PROBLEM DETAILS
Without the pictures, copy all the entries below exactly.
===== RECORDS FOR THE EXERCISE
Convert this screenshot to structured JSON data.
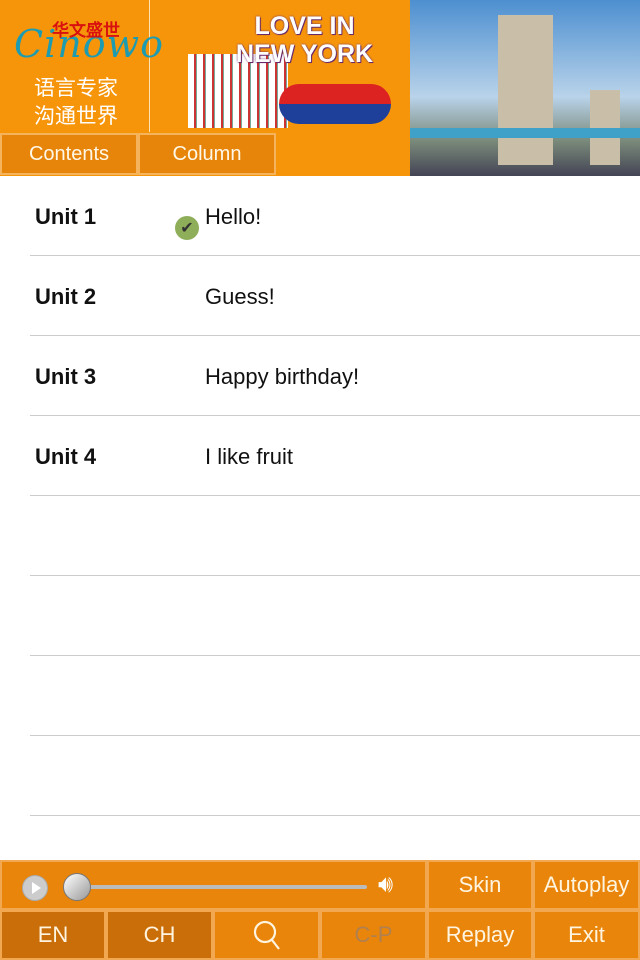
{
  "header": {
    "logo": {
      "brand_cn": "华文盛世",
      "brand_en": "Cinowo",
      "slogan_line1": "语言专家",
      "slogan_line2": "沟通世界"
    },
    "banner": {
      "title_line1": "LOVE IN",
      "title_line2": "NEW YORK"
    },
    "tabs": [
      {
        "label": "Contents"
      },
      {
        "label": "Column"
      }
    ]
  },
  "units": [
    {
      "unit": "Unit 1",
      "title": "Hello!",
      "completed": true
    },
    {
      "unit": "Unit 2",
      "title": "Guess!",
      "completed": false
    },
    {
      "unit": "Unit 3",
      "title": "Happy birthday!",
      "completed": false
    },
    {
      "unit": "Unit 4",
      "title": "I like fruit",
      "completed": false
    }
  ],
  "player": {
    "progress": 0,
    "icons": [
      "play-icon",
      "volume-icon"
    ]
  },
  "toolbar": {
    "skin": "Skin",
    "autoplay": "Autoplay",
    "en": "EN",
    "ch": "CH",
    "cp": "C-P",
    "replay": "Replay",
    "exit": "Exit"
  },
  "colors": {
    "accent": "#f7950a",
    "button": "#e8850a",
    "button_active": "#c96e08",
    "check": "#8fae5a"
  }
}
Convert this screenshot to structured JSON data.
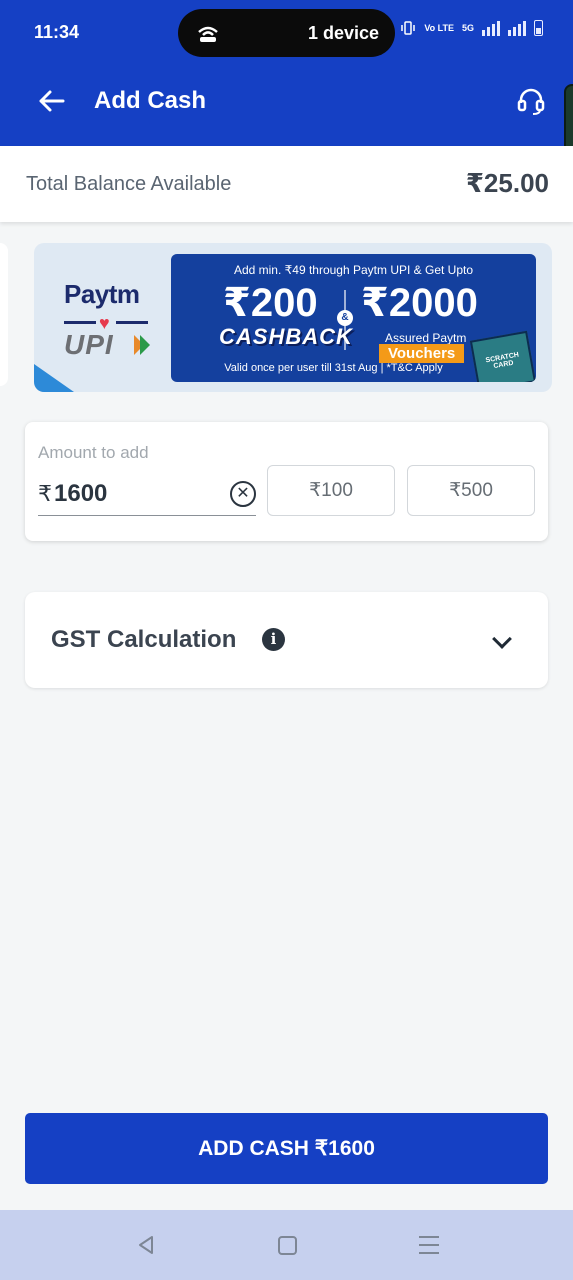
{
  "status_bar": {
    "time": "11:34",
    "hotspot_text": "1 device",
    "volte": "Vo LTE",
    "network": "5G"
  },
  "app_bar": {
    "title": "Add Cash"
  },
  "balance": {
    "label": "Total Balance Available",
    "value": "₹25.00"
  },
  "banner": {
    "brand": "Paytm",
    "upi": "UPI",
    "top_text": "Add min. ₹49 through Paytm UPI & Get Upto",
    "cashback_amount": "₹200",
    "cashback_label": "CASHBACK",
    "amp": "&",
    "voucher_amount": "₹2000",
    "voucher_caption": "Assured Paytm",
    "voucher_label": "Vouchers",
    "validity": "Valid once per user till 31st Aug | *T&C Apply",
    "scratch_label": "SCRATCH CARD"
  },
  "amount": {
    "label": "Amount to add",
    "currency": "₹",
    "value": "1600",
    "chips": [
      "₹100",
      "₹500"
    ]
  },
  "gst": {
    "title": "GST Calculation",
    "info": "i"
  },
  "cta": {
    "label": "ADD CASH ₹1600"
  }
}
==========
ANSWER
Convert this screenshot to structured JSON data.
{
  "header": {
    "logo": {
      "brand_cn": "华文盛世",
      "brand_en": "Cinowo",
      "slogan_line1": "语言专家",
      "slogan_line2": "沟通世界"
    },
    "banner": {
      "title_line1": "LOVE IN",
      "title_line2": "NEW YORK"
    },
    "tabs": [
      {
        "label": "Contents"
      },
      {
        "label": "Column"
      }
    ]
  },
  "units": [
    {
      "unit": "Unit 1",
      "title": "Hello!",
      "completed": true
    },
    {
      "unit": "Unit 2",
      "title": "Guess!",
      "completed": false
    },
    {
      "unit": "Unit 3",
      "title": "Happy birthday!",
      "completed": false
    },
    {
      "unit": "Unit 4",
      "title": "I like fruit",
      "completed": false
    }
  ],
  "player": {
    "progress": 0,
    "icons": [
      "play-icon",
      "volume-icon"
    ]
  },
  "toolbar": {
    "skin": "Skin",
    "autoplay": "Autoplay",
    "en": "EN",
    "ch": "CH",
    "cp": "C-P",
    "replay": "Replay",
    "exit": "Exit"
  },
  "colors": {
    "accent": "#f7950a",
    "button": "#e8850a",
    "button_active": "#c96e08",
    "check": "#8fae5a"
  }
}
Convert this screenshot to structured JSON data.
{
  "status_bar": {
    "time": "11:34",
    "hotspot_text": "1 device",
    "volte": "Vo LTE",
    "network": "5G"
  },
  "app_bar": {
    "title": "Add Cash"
  },
  "balance": {
    "label": "Total Balance Available",
    "value": "₹25.00"
  },
  "banner": {
    "brand": "Paytm",
    "upi": "UPI",
    "top_text": "Add min. ₹49 through Paytm UPI & Get Upto",
    "cashback_amount": "₹200",
    "cashback_label": "CASHBACK",
    "amp": "&",
    "voucher_amount": "₹2000",
    "voucher_caption": "Assured Paytm",
    "voucher_label": "Vouchers",
    "validity": "Valid once per user till 31st Aug | *T&C Apply",
    "scratch_label": "SCRATCH CARD"
  },
  "amount": {
    "label": "Amount to add",
    "currency": "₹",
    "value": "1600",
    "chips": [
      "₹100",
      "₹500"
    ]
  },
  "gst": {
    "title": "GST Calculation",
    "info": "i"
  },
  "cta": {
    "label": "ADD CASH ₹1600"
  }
}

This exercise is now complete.